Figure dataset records
+ + +
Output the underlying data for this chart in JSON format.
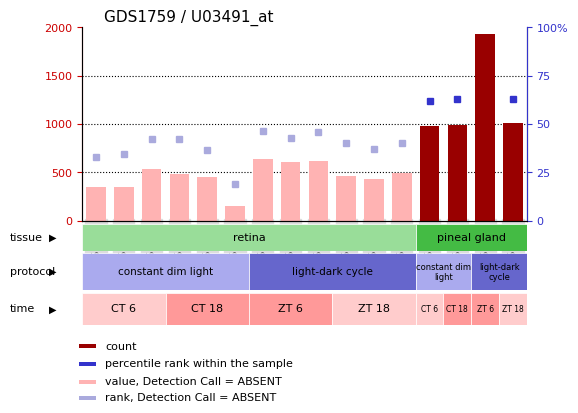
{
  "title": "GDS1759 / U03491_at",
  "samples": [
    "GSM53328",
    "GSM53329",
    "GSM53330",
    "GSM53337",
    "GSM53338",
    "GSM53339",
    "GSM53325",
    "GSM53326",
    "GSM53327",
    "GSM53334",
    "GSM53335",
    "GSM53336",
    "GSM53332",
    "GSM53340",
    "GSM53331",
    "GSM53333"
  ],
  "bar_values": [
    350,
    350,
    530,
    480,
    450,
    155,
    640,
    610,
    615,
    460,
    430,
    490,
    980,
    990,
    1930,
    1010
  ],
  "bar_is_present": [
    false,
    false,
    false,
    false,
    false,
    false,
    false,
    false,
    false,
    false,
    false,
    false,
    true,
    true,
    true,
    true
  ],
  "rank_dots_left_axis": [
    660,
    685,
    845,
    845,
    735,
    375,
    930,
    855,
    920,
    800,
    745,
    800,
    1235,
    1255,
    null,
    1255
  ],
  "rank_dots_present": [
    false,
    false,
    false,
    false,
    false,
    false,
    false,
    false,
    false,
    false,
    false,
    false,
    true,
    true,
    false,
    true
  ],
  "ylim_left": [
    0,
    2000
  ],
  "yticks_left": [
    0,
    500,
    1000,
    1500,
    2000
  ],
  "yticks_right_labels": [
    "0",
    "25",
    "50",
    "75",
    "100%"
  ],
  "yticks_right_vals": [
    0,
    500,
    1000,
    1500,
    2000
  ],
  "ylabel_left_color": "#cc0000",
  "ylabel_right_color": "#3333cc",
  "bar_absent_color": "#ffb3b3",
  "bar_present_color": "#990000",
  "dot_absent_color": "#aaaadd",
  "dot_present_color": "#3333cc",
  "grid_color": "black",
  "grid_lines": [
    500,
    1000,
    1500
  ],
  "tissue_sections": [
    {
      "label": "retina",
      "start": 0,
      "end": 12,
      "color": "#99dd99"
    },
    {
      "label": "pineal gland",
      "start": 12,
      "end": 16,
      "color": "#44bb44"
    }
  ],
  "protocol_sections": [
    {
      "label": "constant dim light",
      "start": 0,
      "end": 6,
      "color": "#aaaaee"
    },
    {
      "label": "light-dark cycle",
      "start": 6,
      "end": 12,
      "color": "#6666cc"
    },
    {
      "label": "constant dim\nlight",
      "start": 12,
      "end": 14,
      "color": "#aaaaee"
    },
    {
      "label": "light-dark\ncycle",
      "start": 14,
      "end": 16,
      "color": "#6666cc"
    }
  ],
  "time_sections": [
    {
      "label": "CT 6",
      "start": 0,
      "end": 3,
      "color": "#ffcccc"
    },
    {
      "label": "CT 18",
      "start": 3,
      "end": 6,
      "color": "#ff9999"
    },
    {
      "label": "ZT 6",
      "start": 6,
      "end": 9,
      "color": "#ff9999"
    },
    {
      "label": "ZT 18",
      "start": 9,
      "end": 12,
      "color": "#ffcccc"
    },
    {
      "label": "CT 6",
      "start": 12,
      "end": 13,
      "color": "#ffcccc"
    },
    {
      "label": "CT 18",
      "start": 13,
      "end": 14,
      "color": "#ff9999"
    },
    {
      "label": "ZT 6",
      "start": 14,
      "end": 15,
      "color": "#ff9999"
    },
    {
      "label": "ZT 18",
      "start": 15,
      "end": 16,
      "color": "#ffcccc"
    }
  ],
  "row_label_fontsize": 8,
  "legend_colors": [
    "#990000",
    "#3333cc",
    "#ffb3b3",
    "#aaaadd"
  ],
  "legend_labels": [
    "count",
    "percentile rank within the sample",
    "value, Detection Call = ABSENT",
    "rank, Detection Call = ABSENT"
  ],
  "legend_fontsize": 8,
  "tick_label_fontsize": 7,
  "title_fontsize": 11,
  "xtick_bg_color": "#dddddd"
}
+ + +
Exercise objective
Above are records with pictures; repeat the records exactly and leave the pictures out.

The solution
Output the underlying data for this chart in JSON format.
{
  "title": "GDS1759 / U03491_at",
  "samples": [
    "GSM53328",
    "GSM53329",
    "GSM53330",
    "GSM53337",
    "GSM53338",
    "GSM53339",
    "GSM53325",
    "GSM53326",
    "GSM53327",
    "GSM53334",
    "GSM53335",
    "GSM53336",
    "GSM53332",
    "GSM53340",
    "GSM53331",
    "GSM53333"
  ],
  "bar_values": [
    350,
    350,
    530,
    480,
    450,
    155,
    640,
    610,
    615,
    460,
    430,
    490,
    980,
    990,
    1930,
    1010
  ],
  "bar_is_present": [
    false,
    false,
    false,
    false,
    false,
    false,
    false,
    false,
    false,
    false,
    false,
    false,
    true,
    true,
    true,
    true
  ],
  "rank_dots_left_axis": [
    660,
    685,
    845,
    845,
    735,
    375,
    930,
    855,
    920,
    800,
    745,
    800,
    1235,
    1255,
    null,
    1255
  ],
  "rank_dots_present": [
    false,
    false,
    false,
    false,
    false,
    false,
    false,
    false,
    false,
    false,
    false,
    false,
    true,
    true,
    false,
    true
  ],
  "ylim_left": [
    0,
    2000
  ],
  "yticks_left": [
    0,
    500,
    1000,
    1500,
    2000
  ],
  "yticks_right_labels": [
    "0",
    "25",
    "50",
    "75",
    "100%"
  ],
  "yticks_right_vals": [
    0,
    500,
    1000,
    1500,
    2000
  ],
  "ylabel_left_color": "#cc0000",
  "ylabel_right_color": "#3333cc",
  "bar_absent_color": "#ffb3b3",
  "bar_present_color": "#990000",
  "dot_absent_color": "#aaaadd",
  "dot_present_color": "#3333cc",
  "grid_color": "black",
  "grid_lines": [
    500,
    1000,
    1500
  ],
  "tissue_sections": [
    {
      "label": "retina",
      "start": 0,
      "end": 12,
      "color": "#99dd99"
    },
    {
      "label": "pineal gland",
      "start": 12,
      "end": 16,
      "color": "#44bb44"
    }
  ],
  "protocol_sections": [
    {
      "label": "constant dim light",
      "start": 0,
      "end": 6,
      "color": "#aaaaee"
    },
    {
      "label": "light-dark cycle",
      "start": 6,
      "end": 12,
      "color": "#6666cc"
    },
    {
      "label": "constant dim\nlight",
      "start": 12,
      "end": 14,
      "color": "#aaaaee"
    },
    {
      "label": "light-dark\ncycle",
      "start": 14,
      "end": 16,
      "color": "#6666cc"
    }
  ],
  "time_sections": [
    {
      "label": "CT 6",
      "start": 0,
      "end": 3,
      "color": "#ffcccc"
    },
    {
      "label": "CT 18",
      "start": 3,
      "end": 6,
      "color": "#ff9999"
    },
    {
      "label": "ZT 6",
      "start": 6,
      "end": 9,
      "color": "#ff9999"
    },
    {
      "label": "ZT 18",
      "start": 9,
      "end": 12,
      "color": "#ffcccc"
    },
    {
      "label": "CT 6",
      "start": 12,
      "end": 13,
      "color": "#ffcccc"
    },
    {
      "label": "CT 18",
      "start": 13,
      "end": 14,
      "color": "#ff9999"
    },
    {
      "label": "ZT 6",
      "start": 14,
      "end": 15,
      "color": "#ff9999"
    },
    {
      "label": "ZT 18",
      "start": 15,
      "end": 16,
      "color": "#ffcccc"
    }
  ],
  "row_label_fontsize": 8,
  "legend_colors": [
    "#990000",
    "#3333cc",
    "#ffb3b3",
    "#aaaadd"
  ],
  "legend_labels": [
    "count",
    "percentile rank within the sample",
    "value, Detection Call = ABSENT",
    "rank, Detection Call = ABSENT"
  ],
  "legend_fontsize": 8,
  "tick_label_fontsize": 7,
  "title_fontsize": 11,
  "xtick_bg_color": "#dddddd"
}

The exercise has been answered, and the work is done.